• [STATED GOAL] Retype the listing that follows, exactly as written.

• [LISTING]
╭──

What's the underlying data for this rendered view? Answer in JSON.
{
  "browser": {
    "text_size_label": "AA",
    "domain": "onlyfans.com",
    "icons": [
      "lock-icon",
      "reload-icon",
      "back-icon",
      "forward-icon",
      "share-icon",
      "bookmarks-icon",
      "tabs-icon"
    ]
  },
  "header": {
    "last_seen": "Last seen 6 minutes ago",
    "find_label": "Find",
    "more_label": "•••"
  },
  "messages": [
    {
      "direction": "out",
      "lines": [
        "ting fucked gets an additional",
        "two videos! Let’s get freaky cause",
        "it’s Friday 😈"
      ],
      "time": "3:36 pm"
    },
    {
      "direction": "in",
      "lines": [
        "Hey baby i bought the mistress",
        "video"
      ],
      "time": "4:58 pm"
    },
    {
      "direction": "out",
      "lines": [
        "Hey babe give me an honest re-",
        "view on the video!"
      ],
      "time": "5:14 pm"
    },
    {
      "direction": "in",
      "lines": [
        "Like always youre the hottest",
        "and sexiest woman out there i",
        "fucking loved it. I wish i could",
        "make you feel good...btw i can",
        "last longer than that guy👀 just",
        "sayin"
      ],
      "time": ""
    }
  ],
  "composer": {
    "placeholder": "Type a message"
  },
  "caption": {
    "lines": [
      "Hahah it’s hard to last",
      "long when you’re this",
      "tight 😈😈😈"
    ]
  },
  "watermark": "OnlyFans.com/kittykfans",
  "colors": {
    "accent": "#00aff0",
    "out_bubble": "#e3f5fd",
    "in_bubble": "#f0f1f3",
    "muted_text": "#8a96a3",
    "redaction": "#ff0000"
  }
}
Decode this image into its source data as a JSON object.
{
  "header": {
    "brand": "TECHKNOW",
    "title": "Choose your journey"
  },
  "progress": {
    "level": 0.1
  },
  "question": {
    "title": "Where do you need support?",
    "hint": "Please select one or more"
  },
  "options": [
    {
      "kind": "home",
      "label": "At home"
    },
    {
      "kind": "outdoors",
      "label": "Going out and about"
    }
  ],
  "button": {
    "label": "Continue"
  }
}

╰──

• [PROBLEM SOLUTION]
What's the underlying data for this rendered view? Answer in JSON.
{
  "browser": {
    "text_size_label": "AA",
    "domain": "onlyfans.com",
    "icons": [
      "lock-icon",
      "reload-icon",
      "back-icon",
      "forward-icon",
      "share-icon",
      "bookmarks-icon",
      "tabs-icon"
    ]
  },
  "header": {
    "last_seen": "Last seen 6 minutes ago",
    "find_label": "Find",
    "more_label": "•••"
  },
  "messages": [
    {
      "direction": "out",
      "lines": [
        "ting fucked gets an additional",
        "two videos! Let’s get freaky cause",
        "it’s Friday 😈"
      ],
      "time": "3:36 pm"
    },
    {
      "direction": "in",
      "lines": [
        "Hey baby i bought the mistress",
        "video"
      ],
      "time": "4:58 pm"
    },
    {
      "direction": "out",
      "lines": [
        "Hey babe give me an honest re-",
        "view on the video!"
      ],
      "time": "5:14 pm"
    },
    {
      "direction": "in",
      "lines": [
        "Like always youre the hottest",
        "and sexiest woman out there i",
        "fucking loved it. I wish i could",
        "make you feel good...btw i can",
        "last longer than that guy👀 just",
        "sayin"
      ],
      "time": ""
    }
  ],
  "composer": {
    "placeholder": "Type a message"
  },
  "caption": {
    "lines": [
      "Hahah it’s hard to last",
      "long when you’re this",
      "tight 😈😈😈"
    ]
  },
  "watermark": "OnlyFans.com/kittykfans",
  "colors": {
    "accent": "#00aff0",
    "out_bubble": "#e3f5fd",
    "in_bubble": "#f0f1f3",
    "muted_text": "#8a96a3",
    "redaction": "#ff0000"
  }
}
Decode this image into its source data as a JSON object.
{
  "header": {
    "brand": "TECHKNOW",
    "title": "Choose your journey"
  },
  "progress": {
    "level": 0.1
  },
  "question": {
    "title": "Where do you need support?",
    "hint": "Please select one or more"
  },
  "options": [
    {
      "kind": "home",
      "label": "At home"
    },
    {
      "kind": "outdoors",
      "label": "Going out and about"
    }
  ],
  "button": {
    "label": "Continue"
  }
}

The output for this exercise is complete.